■ Work instructions ■
How many of the lines that follow contain the word "health"? Give only the number.

---------- Exercise material

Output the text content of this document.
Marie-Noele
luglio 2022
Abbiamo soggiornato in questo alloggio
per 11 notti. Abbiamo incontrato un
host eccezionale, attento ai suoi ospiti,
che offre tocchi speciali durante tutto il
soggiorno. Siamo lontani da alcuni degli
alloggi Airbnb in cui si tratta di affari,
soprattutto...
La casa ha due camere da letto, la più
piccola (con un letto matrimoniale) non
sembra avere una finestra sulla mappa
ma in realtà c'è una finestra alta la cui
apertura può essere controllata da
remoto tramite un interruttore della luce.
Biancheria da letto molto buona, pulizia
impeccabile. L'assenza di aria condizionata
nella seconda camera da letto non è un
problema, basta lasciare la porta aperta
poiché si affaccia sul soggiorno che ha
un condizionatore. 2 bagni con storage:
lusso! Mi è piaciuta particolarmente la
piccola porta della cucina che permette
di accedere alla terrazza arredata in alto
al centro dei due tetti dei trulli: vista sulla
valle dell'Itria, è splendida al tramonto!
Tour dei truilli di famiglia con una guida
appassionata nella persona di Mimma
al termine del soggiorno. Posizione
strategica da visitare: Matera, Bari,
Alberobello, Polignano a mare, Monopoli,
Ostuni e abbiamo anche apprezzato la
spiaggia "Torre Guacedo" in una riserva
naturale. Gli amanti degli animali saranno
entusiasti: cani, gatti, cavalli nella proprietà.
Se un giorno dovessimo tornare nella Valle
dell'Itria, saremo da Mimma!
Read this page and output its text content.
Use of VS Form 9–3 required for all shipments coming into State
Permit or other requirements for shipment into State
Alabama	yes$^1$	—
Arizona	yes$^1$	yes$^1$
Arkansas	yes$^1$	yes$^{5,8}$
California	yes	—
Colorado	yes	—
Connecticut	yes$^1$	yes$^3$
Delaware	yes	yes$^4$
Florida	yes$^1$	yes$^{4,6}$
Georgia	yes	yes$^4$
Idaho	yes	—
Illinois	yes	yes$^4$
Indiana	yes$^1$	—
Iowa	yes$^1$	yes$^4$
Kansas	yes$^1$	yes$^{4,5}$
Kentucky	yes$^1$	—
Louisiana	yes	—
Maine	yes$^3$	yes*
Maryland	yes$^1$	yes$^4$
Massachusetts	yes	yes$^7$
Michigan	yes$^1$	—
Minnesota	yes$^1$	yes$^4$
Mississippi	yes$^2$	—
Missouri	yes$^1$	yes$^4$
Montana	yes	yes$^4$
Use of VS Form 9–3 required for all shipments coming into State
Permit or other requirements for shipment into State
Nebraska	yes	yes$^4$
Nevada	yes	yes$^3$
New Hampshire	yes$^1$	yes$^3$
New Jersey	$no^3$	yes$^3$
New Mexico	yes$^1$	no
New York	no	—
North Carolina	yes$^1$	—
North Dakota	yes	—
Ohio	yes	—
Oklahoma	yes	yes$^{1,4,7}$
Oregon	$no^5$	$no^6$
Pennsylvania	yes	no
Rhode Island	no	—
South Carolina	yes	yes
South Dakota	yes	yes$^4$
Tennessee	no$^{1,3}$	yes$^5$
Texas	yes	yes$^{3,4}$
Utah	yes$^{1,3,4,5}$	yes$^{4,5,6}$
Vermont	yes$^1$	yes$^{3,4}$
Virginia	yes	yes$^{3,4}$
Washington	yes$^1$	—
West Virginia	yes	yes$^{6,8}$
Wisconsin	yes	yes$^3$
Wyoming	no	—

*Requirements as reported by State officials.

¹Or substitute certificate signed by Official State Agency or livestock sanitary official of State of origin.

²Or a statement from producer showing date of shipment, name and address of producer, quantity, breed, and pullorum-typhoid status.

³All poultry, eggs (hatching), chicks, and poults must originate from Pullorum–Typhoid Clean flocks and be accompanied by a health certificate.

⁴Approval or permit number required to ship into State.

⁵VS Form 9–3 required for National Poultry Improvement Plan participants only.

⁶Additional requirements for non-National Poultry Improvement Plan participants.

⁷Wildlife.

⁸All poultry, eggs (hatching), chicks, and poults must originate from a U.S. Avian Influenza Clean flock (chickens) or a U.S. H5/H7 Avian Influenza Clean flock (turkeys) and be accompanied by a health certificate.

--------------------

■ Answer ■
2